• Task instructions
Isolate every line in the data with the string "полива" and copy it.

##### Task data #####

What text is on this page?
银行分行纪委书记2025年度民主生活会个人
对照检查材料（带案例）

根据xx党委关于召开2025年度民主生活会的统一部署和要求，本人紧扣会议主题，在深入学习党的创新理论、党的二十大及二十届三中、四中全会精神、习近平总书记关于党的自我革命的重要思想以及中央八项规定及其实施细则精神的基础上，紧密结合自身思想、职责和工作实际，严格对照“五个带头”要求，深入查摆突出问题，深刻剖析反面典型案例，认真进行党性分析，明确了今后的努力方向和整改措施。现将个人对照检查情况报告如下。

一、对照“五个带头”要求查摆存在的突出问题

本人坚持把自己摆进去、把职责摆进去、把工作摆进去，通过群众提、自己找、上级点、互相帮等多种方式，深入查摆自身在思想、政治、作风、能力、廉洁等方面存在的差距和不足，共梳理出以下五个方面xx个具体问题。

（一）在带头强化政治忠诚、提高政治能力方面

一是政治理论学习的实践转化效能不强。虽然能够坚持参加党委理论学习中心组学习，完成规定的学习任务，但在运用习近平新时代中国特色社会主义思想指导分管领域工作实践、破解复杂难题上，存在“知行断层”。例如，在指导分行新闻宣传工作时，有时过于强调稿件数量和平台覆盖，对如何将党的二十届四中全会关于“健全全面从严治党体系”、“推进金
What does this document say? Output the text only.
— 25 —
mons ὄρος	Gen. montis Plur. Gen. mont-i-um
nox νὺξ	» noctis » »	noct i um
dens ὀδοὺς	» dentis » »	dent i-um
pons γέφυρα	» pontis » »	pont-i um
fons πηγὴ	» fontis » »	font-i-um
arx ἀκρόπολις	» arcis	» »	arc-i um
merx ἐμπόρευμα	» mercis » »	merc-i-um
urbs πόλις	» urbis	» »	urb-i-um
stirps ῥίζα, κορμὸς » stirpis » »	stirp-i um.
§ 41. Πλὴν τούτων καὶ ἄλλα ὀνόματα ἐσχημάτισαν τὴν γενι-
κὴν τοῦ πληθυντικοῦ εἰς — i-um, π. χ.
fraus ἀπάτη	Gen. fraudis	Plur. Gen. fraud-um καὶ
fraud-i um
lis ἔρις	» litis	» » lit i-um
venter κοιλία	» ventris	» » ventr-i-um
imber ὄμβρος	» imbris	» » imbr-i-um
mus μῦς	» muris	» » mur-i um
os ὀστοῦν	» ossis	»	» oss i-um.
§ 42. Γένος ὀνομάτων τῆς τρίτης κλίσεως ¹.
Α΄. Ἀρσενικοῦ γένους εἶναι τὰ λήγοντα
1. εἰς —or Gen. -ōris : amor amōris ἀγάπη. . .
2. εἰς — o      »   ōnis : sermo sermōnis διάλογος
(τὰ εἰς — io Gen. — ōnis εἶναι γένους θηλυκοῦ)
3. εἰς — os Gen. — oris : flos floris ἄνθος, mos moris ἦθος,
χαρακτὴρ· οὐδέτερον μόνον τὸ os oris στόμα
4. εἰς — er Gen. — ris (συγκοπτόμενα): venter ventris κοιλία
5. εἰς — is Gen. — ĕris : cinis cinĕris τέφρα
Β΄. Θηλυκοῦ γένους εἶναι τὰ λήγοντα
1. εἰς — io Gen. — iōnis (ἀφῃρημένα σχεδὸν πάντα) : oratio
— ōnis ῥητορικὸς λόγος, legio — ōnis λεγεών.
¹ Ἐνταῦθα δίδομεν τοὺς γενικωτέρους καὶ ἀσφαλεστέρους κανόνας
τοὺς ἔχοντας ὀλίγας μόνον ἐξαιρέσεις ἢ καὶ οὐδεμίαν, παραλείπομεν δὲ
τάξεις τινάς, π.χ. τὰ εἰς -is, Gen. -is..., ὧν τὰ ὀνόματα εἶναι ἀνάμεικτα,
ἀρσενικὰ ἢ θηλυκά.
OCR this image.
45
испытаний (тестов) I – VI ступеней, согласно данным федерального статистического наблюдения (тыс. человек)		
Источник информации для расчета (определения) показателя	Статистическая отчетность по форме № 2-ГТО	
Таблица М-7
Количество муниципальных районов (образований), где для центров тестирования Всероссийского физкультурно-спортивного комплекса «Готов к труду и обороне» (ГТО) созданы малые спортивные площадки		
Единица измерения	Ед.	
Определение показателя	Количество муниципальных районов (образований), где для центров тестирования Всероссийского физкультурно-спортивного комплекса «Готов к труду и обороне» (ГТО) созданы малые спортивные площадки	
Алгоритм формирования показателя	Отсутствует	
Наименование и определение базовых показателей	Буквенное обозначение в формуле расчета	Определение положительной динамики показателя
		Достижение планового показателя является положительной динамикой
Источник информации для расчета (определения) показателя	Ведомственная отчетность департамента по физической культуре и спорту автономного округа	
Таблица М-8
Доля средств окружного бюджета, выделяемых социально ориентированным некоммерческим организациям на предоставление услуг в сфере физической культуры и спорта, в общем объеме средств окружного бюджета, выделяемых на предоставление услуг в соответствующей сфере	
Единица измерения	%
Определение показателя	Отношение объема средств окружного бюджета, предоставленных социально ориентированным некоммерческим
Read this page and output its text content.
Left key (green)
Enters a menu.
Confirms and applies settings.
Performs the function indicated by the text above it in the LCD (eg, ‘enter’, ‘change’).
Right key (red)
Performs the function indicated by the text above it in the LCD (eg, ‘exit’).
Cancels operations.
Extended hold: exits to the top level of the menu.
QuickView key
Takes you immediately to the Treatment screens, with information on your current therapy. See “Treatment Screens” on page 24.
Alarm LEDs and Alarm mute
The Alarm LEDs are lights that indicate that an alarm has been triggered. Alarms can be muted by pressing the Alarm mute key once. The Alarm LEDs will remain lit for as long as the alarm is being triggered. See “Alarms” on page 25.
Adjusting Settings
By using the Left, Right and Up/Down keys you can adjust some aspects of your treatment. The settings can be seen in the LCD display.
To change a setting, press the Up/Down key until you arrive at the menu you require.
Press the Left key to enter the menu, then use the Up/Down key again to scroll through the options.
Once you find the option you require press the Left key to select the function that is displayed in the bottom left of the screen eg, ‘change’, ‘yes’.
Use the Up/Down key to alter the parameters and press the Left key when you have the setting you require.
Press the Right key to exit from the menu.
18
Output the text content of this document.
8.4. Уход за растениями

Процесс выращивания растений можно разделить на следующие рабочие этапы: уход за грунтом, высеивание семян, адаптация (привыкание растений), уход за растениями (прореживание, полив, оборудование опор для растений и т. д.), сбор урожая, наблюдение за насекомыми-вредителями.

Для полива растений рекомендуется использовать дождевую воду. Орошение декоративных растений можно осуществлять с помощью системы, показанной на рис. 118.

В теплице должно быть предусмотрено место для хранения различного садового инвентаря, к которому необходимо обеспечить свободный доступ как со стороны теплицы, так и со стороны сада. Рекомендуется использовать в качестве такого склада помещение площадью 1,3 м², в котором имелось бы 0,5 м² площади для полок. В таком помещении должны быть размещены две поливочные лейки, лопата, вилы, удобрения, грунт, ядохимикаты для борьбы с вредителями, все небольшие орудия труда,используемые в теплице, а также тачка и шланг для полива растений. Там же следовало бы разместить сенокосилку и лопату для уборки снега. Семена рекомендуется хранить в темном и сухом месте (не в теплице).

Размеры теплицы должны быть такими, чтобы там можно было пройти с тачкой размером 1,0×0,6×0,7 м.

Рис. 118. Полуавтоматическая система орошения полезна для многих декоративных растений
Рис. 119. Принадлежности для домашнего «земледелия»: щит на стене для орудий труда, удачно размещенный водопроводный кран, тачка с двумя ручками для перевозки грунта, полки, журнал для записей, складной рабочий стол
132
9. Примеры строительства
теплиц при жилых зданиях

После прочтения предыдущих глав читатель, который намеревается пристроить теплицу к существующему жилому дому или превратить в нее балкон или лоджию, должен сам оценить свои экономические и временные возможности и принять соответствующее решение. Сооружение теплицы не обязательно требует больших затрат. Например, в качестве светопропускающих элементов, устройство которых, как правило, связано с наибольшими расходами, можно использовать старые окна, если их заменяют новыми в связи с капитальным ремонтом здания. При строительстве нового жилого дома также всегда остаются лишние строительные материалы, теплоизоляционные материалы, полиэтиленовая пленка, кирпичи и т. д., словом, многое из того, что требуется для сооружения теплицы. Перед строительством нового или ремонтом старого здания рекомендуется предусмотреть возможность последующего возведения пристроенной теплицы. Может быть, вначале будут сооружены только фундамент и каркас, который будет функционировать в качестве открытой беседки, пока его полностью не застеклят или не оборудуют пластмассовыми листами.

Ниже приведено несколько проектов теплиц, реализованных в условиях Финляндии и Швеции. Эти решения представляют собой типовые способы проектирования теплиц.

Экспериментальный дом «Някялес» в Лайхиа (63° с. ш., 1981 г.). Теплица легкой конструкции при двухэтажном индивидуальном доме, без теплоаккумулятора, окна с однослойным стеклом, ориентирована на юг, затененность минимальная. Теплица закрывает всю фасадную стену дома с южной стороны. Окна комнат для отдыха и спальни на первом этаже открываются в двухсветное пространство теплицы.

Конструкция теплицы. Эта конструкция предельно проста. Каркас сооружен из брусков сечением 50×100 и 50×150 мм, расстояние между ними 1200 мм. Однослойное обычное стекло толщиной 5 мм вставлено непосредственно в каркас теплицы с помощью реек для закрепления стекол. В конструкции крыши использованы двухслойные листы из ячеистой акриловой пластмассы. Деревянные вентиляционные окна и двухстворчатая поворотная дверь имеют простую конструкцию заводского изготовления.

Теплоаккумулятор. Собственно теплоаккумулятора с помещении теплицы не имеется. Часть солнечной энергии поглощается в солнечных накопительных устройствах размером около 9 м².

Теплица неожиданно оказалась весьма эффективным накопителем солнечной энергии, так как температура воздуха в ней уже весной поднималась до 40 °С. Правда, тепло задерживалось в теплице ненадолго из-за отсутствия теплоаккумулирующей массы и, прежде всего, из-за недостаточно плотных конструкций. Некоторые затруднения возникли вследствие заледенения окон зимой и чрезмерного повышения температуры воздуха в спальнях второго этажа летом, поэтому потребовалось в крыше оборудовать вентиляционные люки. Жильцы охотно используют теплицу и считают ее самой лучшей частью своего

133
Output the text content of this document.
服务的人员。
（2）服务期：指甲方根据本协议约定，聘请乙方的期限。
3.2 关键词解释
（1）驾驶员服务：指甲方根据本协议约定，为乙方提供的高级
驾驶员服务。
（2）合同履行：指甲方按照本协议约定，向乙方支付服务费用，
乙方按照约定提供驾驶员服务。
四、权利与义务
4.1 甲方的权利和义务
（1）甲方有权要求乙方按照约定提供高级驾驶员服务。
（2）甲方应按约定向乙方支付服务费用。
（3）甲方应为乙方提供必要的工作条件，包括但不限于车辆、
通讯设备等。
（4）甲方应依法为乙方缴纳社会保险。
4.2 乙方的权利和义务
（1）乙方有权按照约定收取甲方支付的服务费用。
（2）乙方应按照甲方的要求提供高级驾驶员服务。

#####

• Answer to this exercise
Для полива растений рекомендуется использовать дождевую воду. Орошение декоративных растений можно осуществлять с помощью системы, показанной на рис. 118.
В теплице должно быть предусмотрено место для хранения различного садового инвентаря, к которому необходимо обеспечить свободный доступ как со стороны теплицы, так и со стороны сада. Рекомендуется использовать в качестве такого склада помещение площадью 1,3 м², в котором имелось бы 0,5 м² площади для полок. В таком помещении должны быть размещены две поливочные лейки, лопата, вилы, удобрения, грунт, ядохимикаты для борьбы с вредителями, все небольшие орудия труда,используемые в теплице, а также тачка и шланг для полива растений. Там же следовало бы разместить сенокосилку и лопату для уборки снега. Семена рекомендуется хранить в темном и сухом месте (не в теплице).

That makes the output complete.